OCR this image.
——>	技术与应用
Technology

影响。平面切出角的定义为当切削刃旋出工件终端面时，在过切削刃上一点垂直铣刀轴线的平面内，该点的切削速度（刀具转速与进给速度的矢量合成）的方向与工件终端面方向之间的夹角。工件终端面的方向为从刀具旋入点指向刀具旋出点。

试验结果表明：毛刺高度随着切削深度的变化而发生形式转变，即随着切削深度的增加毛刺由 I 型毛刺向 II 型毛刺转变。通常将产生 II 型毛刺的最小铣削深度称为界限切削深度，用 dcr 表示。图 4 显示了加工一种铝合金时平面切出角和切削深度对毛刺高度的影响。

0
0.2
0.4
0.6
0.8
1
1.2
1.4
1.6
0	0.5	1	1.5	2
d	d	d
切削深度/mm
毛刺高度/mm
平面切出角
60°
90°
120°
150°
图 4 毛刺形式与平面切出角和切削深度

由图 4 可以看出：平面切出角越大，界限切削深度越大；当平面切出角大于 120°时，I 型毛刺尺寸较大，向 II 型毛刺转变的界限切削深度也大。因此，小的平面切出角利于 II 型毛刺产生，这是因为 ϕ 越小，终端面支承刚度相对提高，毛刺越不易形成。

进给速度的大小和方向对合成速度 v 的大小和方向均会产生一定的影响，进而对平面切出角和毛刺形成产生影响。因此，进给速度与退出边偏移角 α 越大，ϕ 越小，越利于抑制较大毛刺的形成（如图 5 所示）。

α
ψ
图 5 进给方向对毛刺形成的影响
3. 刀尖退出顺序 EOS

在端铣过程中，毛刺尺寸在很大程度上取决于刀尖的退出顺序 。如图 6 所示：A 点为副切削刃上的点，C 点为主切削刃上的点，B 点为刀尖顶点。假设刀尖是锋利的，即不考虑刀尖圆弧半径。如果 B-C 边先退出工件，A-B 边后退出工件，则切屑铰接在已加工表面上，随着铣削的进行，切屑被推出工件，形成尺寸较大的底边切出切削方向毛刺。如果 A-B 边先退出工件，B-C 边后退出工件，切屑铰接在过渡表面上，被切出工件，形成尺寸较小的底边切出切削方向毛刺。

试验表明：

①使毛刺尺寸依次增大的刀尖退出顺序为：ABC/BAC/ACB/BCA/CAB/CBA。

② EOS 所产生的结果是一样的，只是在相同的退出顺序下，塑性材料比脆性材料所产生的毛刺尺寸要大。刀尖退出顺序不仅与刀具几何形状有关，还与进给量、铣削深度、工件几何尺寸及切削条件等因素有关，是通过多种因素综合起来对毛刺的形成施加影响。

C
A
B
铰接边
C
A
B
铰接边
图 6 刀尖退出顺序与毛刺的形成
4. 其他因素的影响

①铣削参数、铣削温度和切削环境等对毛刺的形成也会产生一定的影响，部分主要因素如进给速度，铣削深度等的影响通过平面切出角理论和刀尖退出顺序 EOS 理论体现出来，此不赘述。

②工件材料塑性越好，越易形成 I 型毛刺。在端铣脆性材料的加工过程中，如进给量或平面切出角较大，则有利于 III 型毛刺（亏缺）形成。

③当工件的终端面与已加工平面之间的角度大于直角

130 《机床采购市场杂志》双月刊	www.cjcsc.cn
· · · ·
= Problem =
Type out the full listing again, exactly as given.

= Written solution =
OCR this image.
——>	技术与应用
Technology

影响。平面切出角的定义为当切削刃旋出工件终端面时，在过切削刃上一点垂直铣刀轴线的平面内，该点的切削速度（刀具转速与进给速度的矢量合成）的方向与工件终端面方向之间的夹角。工件终端面的方向为从刀具旋入点指向刀具旋出点。

试验结果表明：毛刺高度随着切削深度的变化而发生形式转变，即随着切削深度的增加毛刺由 I 型毛刺向 II 型毛刺转变。通常将产生 II 型毛刺的最小铣削深度称为界限切削深度，用 dcr 表示。图 4 显示了加工一种铝合金时平面切出角和切削深度对毛刺高度的影响。

0
0.2
0.4
0.6
0.8
1
1.2
1.4
1.6
0	0.5	1	1.5	2
d	d	d
切削深度/mm
毛刺高度/mm
平面切出角
60°
90°
120°
150°
图 4 毛刺形式与平面切出角和切削深度

由图 4 可以看出：平面切出角越大，界限切削深度越大；当平面切出角大于 120°时，I 型毛刺尺寸较大，向 II 型毛刺转变的界限切削深度也大。因此，小的平面切出角利于 II 型毛刺产生，这是因为 ϕ 越小，终端面支承刚度相对提高，毛刺越不易形成。

进给速度的大小和方向对合成速度 v 的大小和方向均会产生一定的影响，进而对平面切出角和毛刺形成产生影响。因此，进给速度与退出边偏移角 α 越大，ϕ 越小，越利于抑制较大毛刺的形成（如图 5 所示）。

α
ψ
图 5 进给方向对毛刺形成的影响
3. 刀尖退出顺序 EOS

在端铣过程中，毛刺尺寸在很大程度上取决于刀尖的退出顺序 。如图 6 所示：A 点为副切削刃上的点，C 点为主切削刃上的点，B 点为刀尖顶点。假设刀尖是锋利的，即不考虑刀尖圆弧半径。如果 B-C 边先退出工件，A-B 边后退出工件，则切屑铰接在已加工表面上，随着铣削的进行，切屑被推出工件，形成尺寸较大的底边切出切削方向毛刺。如果 A-B 边先退出工件，B-C 边后退出工件，切屑铰接在过渡表面上，被切出工件，形成尺寸较小的底边切出切削方向毛刺。

试验表明：

①使毛刺尺寸依次增大的刀尖退出顺序为：ABC/BAC/ACB/BCA/CAB/CBA。

② EOS 所产生的结果是一样的，只是在相同的退出顺序下，塑性材料比脆性材料所产生的毛刺尺寸要大。刀尖退出顺序不仅与刀具几何形状有关，还与进给量、铣削深度、工件几何尺寸及切削条件等因素有关，是通过多种因素综合起来对毛刺的形成施加影响。

C
A
B
铰接边
C
A
B
铰接边
图 6 刀尖退出顺序与毛刺的形成
4. 其他因素的影响

①铣削参数、铣削温度和切削环境等对毛刺的形成也会产生一定的影响，部分主要因素如进给速度，铣削深度等的影响通过平面切出角理论和刀尖退出顺序 EOS 理论体现出来，此不赘述。

②工件材料塑性越好，越易形成 I 型毛刺。在端铣脆性材料的加工过程中，如进给量或平面切出角较大，则有利于 III 型毛刺（亏缺）形成。

③当工件的终端面与已加工平面之间的角度大于直角

130 《机床采购市场杂志》双月刊	www.cjcsc.cn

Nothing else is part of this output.